_PAGE_:
Enable the battery voltage measurement circuit, which needs to be done separatly. Some versions of the SnapperGPS receiver require the pin for this to be pulled low, some require it to be pulled high. Pass PULL_LOW or PULL_HIGH, respectively. The SnapperGPS receiver V1.0.0 works with PULL_HIGH.

void AnalogToDigitalConverter_disableBatteryMeasurement()

Disable the battery voltage measurement circuit after making a measurement (to save energy).

uint32_t AnalogToDigitalConverter_measureVDD()

Measure the supply voltage in centi-volts. The ADC needs to be enabled.

int32_t AnalogToDigitalConverter_measureTemperature()

Measure the MCU temperature in centi-degrees Celsius. The ADC needs to be enabled.

uint32_t AnalogToDigitalConverter_measureBatteryVoltage()

Measure the battery voltage in centi-volts. The ADC and the battery voltage measurement ciruit need to be enabled.

_WHAT TO WORK ON_: Please continue the SnapperGPS analog-to-digital converter documentation above, picking up right after its final sentence.

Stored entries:
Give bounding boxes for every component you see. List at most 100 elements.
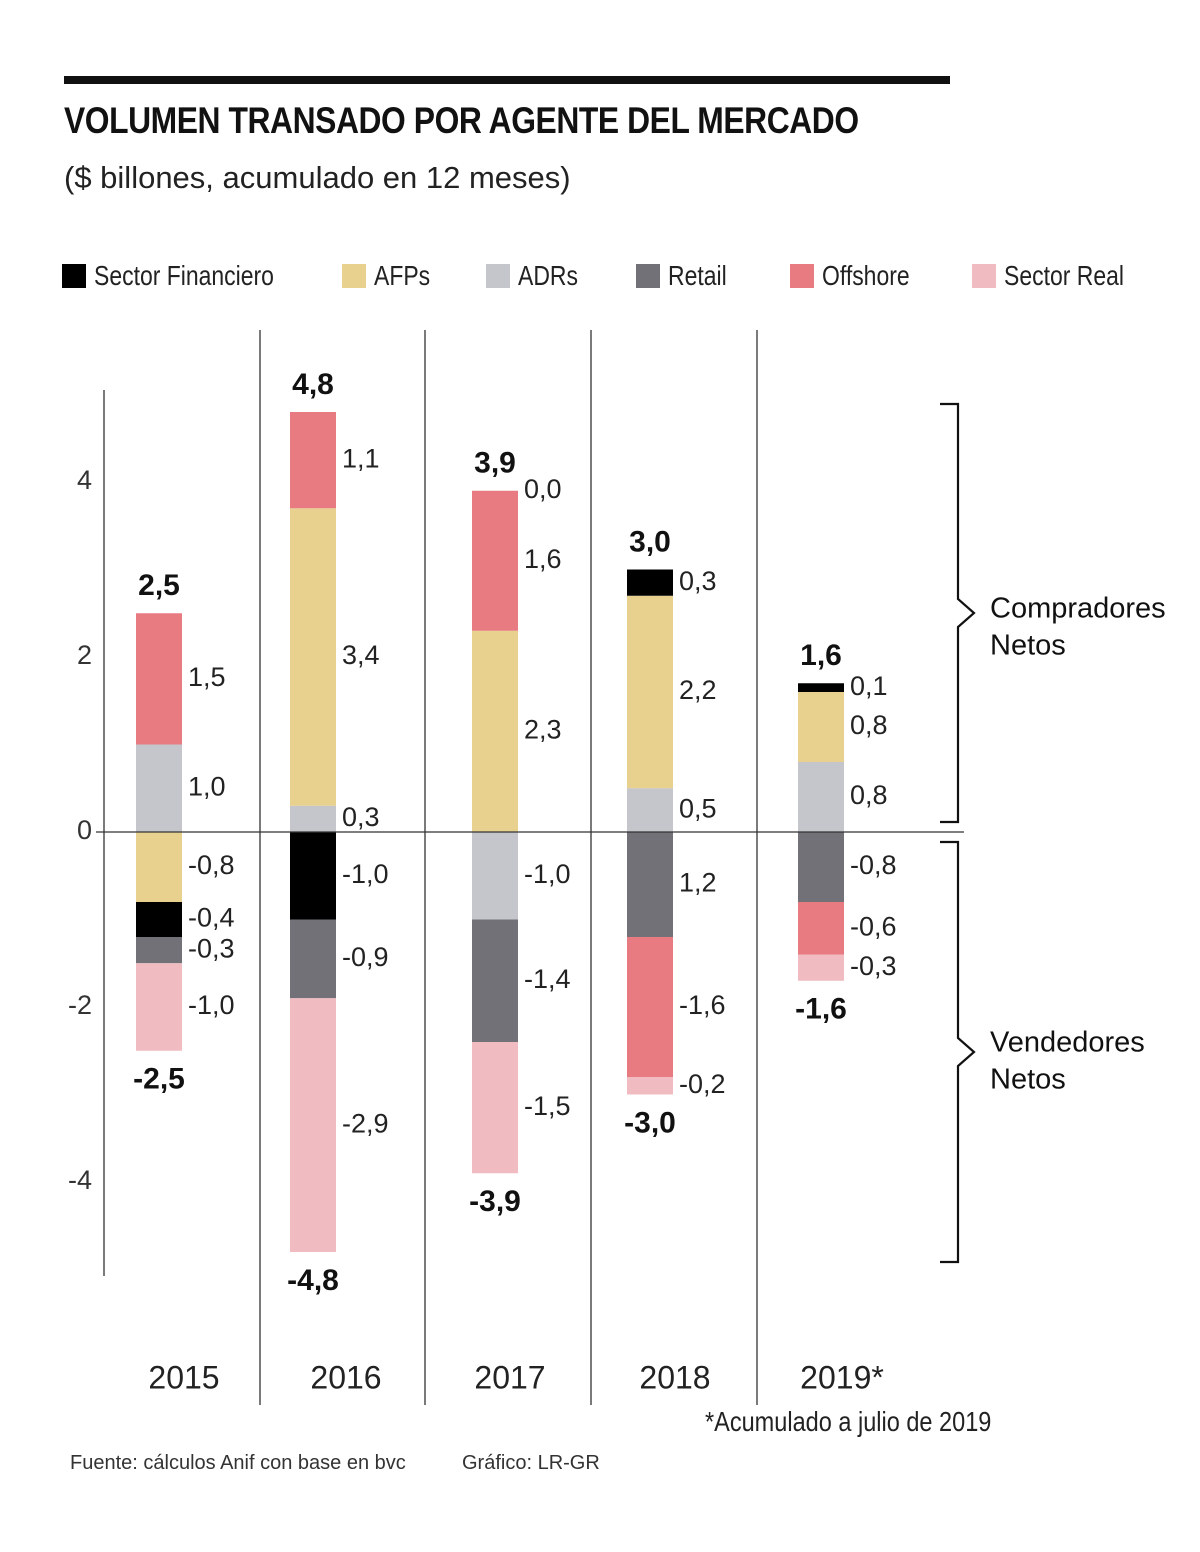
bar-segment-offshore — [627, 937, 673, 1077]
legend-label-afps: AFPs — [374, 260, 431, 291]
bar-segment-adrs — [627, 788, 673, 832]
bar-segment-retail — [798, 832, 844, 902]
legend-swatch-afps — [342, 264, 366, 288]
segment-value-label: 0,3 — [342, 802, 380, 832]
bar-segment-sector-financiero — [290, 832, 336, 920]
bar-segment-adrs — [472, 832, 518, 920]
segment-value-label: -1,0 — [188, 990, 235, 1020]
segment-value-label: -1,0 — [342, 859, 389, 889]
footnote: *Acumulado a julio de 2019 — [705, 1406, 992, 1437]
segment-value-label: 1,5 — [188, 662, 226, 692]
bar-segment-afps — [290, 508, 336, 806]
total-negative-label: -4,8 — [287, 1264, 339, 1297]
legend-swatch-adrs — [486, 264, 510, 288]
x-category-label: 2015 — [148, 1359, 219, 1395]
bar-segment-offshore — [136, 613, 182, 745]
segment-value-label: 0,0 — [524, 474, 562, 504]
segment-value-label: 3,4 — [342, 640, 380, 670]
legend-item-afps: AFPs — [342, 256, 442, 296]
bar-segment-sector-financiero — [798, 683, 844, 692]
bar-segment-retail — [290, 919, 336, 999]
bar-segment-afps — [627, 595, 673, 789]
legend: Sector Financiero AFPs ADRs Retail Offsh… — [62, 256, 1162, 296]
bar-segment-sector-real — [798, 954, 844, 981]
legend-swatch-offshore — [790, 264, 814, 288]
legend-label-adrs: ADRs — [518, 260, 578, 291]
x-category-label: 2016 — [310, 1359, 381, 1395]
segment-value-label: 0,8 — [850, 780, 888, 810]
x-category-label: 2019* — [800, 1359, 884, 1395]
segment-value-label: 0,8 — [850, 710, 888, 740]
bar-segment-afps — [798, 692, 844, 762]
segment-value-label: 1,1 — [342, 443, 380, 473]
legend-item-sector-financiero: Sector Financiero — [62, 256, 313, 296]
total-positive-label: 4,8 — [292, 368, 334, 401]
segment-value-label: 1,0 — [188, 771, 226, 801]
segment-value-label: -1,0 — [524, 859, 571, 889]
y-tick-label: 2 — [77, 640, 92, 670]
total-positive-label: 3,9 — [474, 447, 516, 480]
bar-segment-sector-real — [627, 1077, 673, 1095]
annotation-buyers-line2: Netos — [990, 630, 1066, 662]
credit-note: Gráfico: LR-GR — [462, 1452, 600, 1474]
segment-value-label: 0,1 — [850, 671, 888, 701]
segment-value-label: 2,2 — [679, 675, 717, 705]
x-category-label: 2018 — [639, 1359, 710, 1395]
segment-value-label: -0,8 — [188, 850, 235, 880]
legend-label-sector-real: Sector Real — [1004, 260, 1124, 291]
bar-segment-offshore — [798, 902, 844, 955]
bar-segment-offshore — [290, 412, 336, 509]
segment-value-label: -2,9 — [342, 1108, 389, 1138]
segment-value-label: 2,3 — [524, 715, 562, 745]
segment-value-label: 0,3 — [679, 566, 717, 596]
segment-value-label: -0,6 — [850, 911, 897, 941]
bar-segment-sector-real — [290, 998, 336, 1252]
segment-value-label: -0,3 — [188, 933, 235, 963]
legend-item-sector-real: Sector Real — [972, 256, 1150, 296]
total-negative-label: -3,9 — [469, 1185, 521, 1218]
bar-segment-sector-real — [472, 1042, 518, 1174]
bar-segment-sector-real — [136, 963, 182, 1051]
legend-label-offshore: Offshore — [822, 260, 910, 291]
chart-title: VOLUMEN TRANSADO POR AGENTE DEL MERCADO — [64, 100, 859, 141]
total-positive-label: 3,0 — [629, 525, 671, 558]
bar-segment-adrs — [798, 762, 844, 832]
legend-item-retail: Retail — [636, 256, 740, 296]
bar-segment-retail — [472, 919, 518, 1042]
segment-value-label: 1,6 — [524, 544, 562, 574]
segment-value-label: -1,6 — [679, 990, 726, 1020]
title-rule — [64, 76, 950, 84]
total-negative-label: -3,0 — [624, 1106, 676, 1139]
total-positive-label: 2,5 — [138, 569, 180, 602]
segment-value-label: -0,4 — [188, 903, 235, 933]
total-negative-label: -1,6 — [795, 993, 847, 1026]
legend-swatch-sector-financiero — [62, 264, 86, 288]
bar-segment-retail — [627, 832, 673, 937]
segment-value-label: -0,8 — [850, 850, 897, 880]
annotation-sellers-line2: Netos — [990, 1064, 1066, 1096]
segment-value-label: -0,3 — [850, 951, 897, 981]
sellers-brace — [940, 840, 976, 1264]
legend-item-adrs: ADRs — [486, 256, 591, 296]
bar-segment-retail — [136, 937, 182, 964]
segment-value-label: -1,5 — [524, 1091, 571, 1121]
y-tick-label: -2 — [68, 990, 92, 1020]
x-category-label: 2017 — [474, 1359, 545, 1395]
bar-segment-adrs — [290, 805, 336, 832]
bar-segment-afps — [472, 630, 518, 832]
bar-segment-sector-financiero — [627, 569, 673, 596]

_TASK RESULT_:
flash

To understand the functions for the external flash memory (W25N512GV), it might be useful to have a look at chapter 8 of its datasheet since many functions map to its instructions.

Macros defined for the flash memory:

FLASH_USART

Which USART of the MCU to use as serial interface for the flash memory chip (default: USART0).

FLASH_PAGE_LENGTH

Number of bytes in one page of the flash memory (default: 2048).

FLASH_PAGES_PER_BLOCK

Number of pages per block in the flash memory (default: 64).

FLASH_NUM_BLOCKS

Number of blocks in the flash memory (default: 512).

FLASH_NUM_PAGES

Number of pages in the external flash memory (default: (FLASH_NUM_BLOCKS * FLASH_PAGES_PER_BLOCK)).

Some useful functions defined for the flash memory:

void Flash_powerOn()

Power on the flash memory before using it.

void Flash_powerOff()

Power of the flash memory when it is not in use to save energy.

void Flash_enableInterface()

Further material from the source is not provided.